:: RECORDS PROVIDED

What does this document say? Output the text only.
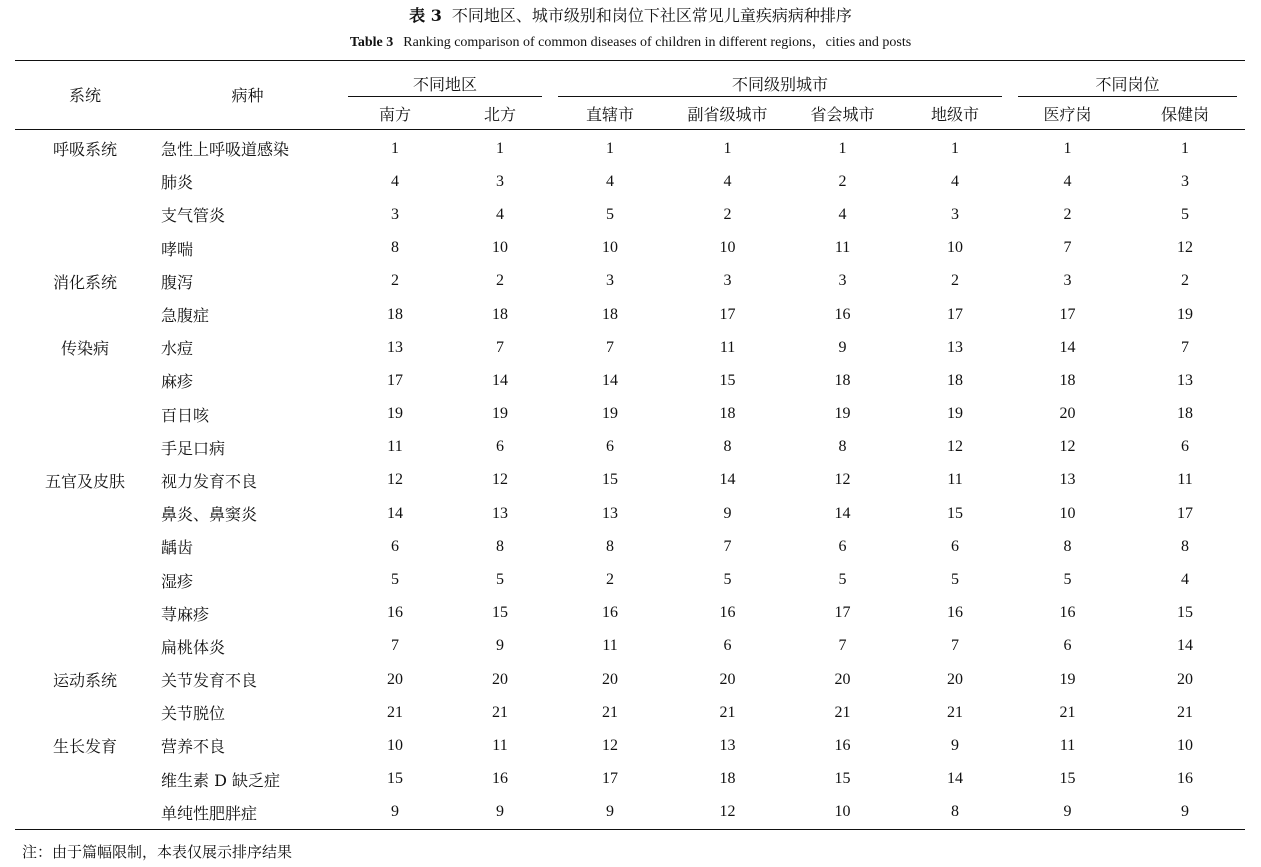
表 3 不同地区、城市级别和岗位下社区常见儿童疾病病种排序
Table 3 Ranking comparison of common diseases of children in different regions，cities and posts
系统	病种	不同地区		不同级别城市				不同岗位	

		南方	北方	直辖市	副省级城市	省会城市	地级市	医疗岗	保健岗
呼吸系统	急性上呼吸道感染	1	1	1	1	1	1	1	1
	肺炎	4	3	4	4	2	4	4	3
	支气管炎	3	4	5	2	4	3	2	5
	哮喘	8	10	10	10	11	10	7	12
消化系统	腹泻	2	2	3	3	3	2	3	2
	急腹症	18	18	18	17	16	17	17	19
传染病	水痘	13	7	7	11	9	13	14	7
	麻疹	17	14	14	15	18	18	18	13
	百日咳	19	19	19	18	19	19	20	18
	手足口病	11	6	6	8	8	12	12	6
五官及皮肤	视力发育不良	12	12	15	14	12	11	13	11
	鼻炎、鼻窦炎	14	13	13	9	14	15	10	17
	龋齿	6	8	8	7	6	6	8	8
	湿疹	5	5	2	5	5	5	5	4
	荨麻疹	16	15	16	16	17	16	16	15
	扁桃体炎	7	9	11	6	7	7	6	14
运动系统	关节发育不良	20	20	20	20	20	20	19	20
	关节脱位	21	21	21	21	21	21	21	21
生长发育	营养不良	10	11	12	13	16	9	11	10
	维生素 D 缺乏症	15	16	17	18	15	14	15	16
	单纯性肥胖症	9	9	9	12	10	8	9	9
注：由于篇幅限制，本表仅展示排序结果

::::

### YOUR GOAL
Repeat every record precisely. Any picture among them stays out of the copy.

### THE OUTPUT
What does this document say? Output the text only.
表 3 不同地区、城市级别和岗位下社区常见儿童疾病病种排序
Table 3 Ranking comparison of common diseases of children in different regions，cities and posts
系统	病种	不同地区		不同级别城市				不同岗位	

		南方	北方	直辖市	副省级城市	省会城市	地级市	医疗岗	保健岗
呼吸系统	急性上呼吸道感染	1	1	1	1	1	1	1	1
	肺炎	4	3	4	4	2	4	4	3
	支气管炎	3	4	5	2	4	3	2	5
	哮喘	8	10	10	10	11	10	7	12
消化系统	腹泻	2	2	3	3	3	2	3	2
	急腹症	18	18	18	17	16	17	17	19
传染病	水痘	13	7	7	11	9	13	14	7
	麻疹	17	14	14	15	18	18	18	13
	百日咳	19	19	19	18	19	19	20	18
	手足口病	11	6	6	8	8	12	12	6
五官及皮肤	视力发育不良	12	12	15	14	12	11	13	11
	鼻炎、鼻窦炎	14	13	13	9	14	15	10	17
	龋齿	6	8	8	7	6	6	8	8
	湿疹	5	5	2	5	5	5	5	4
	荨麻疹	16	15	16	16	17	16	16	15
	扁桃体炎	7	9	11	6	7	7	6	14
运动系统	关节发育不良	20	20	20	20	20	20	19	20
	关节脱位	21	21	21	21	21	21	21	21
生长发育	营养不良	10	11	12	13	16	9	11	10
	维生素 D 缺乏症	15	16	17	18	15	14	15	16
	单纯性肥胖症	9	9	9	12	10	8	9	9
注：由于篇幅限制，本表仅展示排序结果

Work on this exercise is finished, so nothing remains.